## Document segment
Y'all ever get tired of music nerds telling y'all how getting into music was different back in the day? Yeah, me neither. Liner notes, zines, cable access shows, blind buys, VFW halls and later message boards, chat rooms and P2P networks. It's all word of mouth, in one form or another — the most obnoxious orators spitting out snobbish takes on what's worth your hard-earned cash.
If memory serves, which gets fuzzier every year now, Damien Jurado was recommended to me on one of the message boards I used to infrequently post via 56k modem, likely Slacker 66. I may have even bought a CD copy of Waters Ave S. through Slacker 66's mailorder, but do remember a handwritten note that accompanied the package: This one's special. Great pick!

## Required actions
1 > In the Damien Jurado text, on which message board was the writer likely told about Damien Jurado?
2 > Write a continuation of the Damien Jurado text, picking up after its last sentence.
The lines that come after the text aren't needed for anything here.

[Records from a data collection]
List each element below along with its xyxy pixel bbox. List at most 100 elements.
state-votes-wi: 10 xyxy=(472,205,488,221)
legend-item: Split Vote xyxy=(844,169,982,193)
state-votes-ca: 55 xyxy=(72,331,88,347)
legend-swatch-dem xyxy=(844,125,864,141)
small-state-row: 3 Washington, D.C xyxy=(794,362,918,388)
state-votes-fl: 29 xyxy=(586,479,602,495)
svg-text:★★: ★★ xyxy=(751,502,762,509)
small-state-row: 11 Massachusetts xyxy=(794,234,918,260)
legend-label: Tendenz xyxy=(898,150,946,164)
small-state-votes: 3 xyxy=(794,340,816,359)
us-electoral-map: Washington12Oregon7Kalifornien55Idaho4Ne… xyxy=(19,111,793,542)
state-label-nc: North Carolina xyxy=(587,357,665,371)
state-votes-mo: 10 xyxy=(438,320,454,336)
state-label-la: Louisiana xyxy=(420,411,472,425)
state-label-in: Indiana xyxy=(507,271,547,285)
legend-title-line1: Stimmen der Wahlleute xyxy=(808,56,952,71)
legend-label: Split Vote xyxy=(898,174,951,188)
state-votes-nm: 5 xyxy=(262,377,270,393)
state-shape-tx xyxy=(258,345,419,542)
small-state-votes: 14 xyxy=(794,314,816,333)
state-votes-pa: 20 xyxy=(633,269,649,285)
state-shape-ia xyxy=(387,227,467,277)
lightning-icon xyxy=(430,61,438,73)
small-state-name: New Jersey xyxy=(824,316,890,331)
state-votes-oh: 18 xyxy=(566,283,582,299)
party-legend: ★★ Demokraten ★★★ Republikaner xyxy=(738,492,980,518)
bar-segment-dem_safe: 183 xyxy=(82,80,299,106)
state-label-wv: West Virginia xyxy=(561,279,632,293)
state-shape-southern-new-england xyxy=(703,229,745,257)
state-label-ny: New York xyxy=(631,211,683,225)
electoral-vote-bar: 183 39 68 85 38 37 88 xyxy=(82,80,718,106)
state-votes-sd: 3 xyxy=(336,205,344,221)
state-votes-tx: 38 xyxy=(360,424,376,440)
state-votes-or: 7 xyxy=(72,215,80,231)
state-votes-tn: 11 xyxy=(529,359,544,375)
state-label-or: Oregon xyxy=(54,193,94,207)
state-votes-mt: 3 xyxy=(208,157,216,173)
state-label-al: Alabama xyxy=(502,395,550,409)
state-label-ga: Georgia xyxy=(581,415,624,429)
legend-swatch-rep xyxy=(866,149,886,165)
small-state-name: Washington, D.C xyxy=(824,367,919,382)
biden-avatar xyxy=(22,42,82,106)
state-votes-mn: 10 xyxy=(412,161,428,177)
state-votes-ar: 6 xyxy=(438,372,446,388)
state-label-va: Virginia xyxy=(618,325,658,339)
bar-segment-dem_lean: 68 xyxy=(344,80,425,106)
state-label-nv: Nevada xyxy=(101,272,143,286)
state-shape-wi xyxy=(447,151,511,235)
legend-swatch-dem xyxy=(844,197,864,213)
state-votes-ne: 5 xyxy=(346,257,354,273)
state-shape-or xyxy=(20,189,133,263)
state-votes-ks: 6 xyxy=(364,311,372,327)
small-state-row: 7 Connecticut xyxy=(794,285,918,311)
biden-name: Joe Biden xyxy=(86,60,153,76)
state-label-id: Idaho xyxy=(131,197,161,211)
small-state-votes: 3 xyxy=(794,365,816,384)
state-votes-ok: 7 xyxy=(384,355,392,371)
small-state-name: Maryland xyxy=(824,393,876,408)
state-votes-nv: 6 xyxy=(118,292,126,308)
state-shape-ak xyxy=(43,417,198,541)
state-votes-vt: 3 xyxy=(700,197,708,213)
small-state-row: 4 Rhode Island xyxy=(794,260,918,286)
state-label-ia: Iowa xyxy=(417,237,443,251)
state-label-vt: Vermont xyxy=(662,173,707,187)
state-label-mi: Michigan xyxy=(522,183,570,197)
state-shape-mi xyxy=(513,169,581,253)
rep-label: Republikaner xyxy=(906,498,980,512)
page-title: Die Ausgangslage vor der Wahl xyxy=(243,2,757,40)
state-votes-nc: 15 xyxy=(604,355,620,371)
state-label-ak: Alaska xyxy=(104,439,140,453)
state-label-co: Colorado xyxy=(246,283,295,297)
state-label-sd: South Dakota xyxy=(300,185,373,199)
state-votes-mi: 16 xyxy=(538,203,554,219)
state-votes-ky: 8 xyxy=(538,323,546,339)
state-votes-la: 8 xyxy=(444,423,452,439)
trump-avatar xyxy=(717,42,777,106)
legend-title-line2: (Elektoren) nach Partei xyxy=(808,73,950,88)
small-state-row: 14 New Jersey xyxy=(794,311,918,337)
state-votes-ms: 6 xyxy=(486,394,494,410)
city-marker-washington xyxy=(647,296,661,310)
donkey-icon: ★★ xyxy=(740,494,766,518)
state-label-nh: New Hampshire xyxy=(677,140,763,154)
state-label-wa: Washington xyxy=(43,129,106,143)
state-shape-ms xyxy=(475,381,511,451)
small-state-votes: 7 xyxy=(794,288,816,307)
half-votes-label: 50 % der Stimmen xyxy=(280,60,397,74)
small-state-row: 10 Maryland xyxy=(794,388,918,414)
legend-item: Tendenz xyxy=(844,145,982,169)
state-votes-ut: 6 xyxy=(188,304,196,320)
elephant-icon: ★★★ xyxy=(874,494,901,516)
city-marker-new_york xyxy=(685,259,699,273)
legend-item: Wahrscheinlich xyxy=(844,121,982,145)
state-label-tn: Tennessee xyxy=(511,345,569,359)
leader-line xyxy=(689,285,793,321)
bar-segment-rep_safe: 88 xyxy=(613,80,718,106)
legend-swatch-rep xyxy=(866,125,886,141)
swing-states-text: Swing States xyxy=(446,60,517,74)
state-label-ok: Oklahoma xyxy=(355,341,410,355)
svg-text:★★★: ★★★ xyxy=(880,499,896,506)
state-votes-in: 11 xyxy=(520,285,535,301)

## Responses by task
1 > Slacker 66.

2 >
When I was a teenager just getting into punk, hardcore and emo (and very narrow subsets of those scenes vis-à-vis the Christian underground), I had a limited understanding of what punk sounded like: loud, fast and hard. If it didn't satisfy at least 2 of those parameters, it could not be punk / I just wasted 12 bux. (This led to an early misunderstanding of Nothing Feels Good by The Promise Ring; thankfully, its pop-forward lessons were quickly learned.) So when I hit play on Damien Jurado's Waters Ave S., which was first released by Sub Pop and licensed to Tooth & Nail in 1997, my instincts kicked in: This is too slow and too soft! Where's the distortion?! I guess this is sorta emo, but what's with the acoustic guitar?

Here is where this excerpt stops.